• Written instruction
Copy each line of the data below with the word "Tenure".
>> Begin Material supplied
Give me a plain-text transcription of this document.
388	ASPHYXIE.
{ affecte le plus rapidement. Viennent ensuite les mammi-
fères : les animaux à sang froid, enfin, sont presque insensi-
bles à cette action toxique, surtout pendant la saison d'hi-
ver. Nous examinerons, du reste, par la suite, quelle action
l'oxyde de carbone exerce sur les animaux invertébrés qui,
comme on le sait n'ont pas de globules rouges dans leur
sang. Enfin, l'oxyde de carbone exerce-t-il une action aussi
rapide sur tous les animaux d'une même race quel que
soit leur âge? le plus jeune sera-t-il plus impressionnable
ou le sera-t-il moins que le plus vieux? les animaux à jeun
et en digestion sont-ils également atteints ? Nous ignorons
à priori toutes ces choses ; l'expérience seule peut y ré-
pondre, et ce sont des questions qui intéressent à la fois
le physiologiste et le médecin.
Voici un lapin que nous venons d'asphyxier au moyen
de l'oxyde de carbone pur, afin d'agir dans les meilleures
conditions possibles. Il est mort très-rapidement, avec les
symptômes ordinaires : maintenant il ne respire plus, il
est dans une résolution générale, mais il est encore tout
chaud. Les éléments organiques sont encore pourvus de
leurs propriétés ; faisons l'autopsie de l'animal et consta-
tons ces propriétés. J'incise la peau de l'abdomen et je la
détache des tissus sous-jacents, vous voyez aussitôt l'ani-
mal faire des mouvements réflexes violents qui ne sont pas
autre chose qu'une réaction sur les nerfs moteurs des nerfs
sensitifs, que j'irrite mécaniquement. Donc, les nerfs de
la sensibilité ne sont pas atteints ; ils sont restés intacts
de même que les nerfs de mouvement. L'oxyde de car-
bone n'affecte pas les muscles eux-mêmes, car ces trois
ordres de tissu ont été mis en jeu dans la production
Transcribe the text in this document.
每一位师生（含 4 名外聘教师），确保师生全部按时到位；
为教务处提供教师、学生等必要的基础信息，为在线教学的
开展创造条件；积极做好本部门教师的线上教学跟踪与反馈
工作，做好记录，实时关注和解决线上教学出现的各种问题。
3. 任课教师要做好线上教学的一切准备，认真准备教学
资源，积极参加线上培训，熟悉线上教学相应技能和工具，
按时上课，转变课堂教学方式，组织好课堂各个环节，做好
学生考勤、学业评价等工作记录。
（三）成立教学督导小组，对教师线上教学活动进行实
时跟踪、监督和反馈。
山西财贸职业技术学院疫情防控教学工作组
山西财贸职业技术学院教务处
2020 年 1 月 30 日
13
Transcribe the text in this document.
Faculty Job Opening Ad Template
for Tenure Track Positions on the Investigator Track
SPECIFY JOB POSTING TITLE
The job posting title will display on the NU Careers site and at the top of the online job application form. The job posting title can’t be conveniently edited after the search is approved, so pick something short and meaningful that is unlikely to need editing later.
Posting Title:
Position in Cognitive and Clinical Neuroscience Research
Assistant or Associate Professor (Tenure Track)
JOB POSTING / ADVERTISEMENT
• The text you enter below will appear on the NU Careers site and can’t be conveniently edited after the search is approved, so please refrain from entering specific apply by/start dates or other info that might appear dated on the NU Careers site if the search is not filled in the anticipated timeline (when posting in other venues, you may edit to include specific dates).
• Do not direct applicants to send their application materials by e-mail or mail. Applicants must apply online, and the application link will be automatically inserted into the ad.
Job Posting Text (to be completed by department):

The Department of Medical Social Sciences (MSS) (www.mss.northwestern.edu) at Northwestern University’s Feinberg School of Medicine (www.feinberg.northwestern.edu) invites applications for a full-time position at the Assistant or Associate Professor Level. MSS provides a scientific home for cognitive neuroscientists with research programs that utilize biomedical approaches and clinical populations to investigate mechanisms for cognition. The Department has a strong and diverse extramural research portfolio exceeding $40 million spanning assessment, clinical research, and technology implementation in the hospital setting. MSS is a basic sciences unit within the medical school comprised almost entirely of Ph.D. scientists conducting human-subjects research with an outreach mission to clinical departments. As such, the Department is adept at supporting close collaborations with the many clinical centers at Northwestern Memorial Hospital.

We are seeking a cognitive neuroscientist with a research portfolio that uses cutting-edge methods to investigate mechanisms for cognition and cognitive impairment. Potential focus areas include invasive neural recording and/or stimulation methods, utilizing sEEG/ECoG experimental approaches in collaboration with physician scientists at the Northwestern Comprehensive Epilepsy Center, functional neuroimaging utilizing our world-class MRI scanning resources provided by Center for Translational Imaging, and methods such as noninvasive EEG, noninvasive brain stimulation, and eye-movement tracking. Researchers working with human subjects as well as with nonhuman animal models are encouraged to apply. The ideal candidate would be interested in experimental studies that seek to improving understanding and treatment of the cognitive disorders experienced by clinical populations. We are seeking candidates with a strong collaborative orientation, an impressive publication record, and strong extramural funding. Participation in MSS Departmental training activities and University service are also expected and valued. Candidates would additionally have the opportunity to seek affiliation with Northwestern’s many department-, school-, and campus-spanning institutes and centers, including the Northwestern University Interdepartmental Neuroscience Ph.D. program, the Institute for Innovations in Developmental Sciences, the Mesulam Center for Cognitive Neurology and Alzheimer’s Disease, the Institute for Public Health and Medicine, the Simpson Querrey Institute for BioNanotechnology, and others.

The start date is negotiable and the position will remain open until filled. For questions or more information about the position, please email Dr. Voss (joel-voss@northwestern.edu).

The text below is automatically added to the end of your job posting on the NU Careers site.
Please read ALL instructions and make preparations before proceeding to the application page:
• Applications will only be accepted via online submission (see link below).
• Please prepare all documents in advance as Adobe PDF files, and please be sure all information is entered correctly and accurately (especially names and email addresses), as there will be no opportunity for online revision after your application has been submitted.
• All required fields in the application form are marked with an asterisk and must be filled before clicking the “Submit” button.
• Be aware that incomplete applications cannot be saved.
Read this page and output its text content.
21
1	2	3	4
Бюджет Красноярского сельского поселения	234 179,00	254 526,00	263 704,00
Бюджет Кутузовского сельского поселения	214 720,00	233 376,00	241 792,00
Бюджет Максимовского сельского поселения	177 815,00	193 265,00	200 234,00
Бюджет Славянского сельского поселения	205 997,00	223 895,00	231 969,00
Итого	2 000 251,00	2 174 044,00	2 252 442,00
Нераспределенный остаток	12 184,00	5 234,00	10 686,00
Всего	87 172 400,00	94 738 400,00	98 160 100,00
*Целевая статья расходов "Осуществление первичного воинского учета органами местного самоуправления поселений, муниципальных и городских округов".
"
>> End Material supplied
• Reply to the exercise
for Tenure Track Positions on the Investigator Track
Assistant or Associate Professor (Tenure Track)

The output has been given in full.